**Goal:**
Select all lines in the records that include "Settings".

(Stored data)

· · · · ·

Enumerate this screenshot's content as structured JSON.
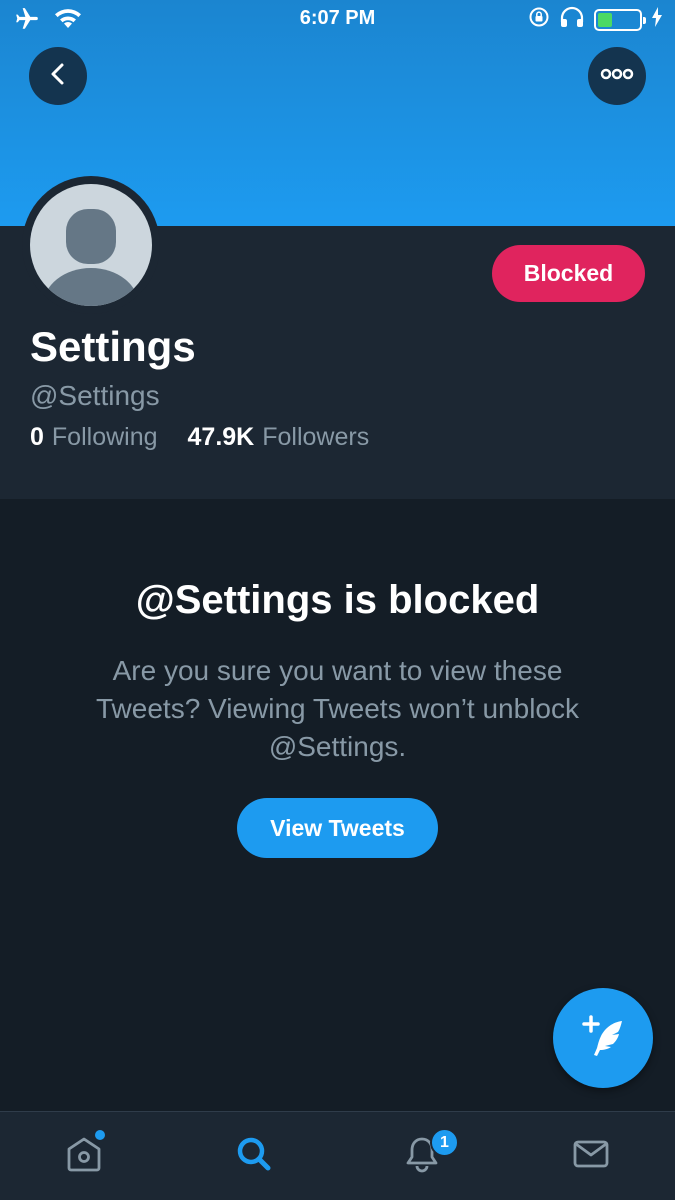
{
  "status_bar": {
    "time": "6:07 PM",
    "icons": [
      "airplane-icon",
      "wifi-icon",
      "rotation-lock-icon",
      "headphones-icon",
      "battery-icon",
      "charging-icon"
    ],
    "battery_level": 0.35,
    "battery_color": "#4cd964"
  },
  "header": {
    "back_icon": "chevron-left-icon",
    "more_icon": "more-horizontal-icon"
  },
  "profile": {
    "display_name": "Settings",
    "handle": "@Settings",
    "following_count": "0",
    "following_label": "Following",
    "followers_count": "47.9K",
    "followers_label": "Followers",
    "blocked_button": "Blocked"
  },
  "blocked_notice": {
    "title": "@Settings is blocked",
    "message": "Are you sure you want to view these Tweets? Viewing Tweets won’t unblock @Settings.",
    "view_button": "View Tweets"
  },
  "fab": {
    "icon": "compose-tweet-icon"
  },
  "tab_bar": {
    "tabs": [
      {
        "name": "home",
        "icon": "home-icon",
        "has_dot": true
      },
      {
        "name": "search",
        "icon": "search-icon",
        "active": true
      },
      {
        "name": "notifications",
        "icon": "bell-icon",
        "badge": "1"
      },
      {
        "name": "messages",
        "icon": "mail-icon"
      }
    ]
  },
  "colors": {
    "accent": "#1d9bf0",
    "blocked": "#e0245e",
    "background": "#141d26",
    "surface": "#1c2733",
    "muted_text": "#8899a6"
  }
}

· · · · ·

**Answer:**
    "display_name": "Settings",
    "handle": "@Settings",
    "title": "@Settings is blocked",
    "message": "Are you sure you want to view these Tweets? Viewing Tweets won’t unblock @Settings.",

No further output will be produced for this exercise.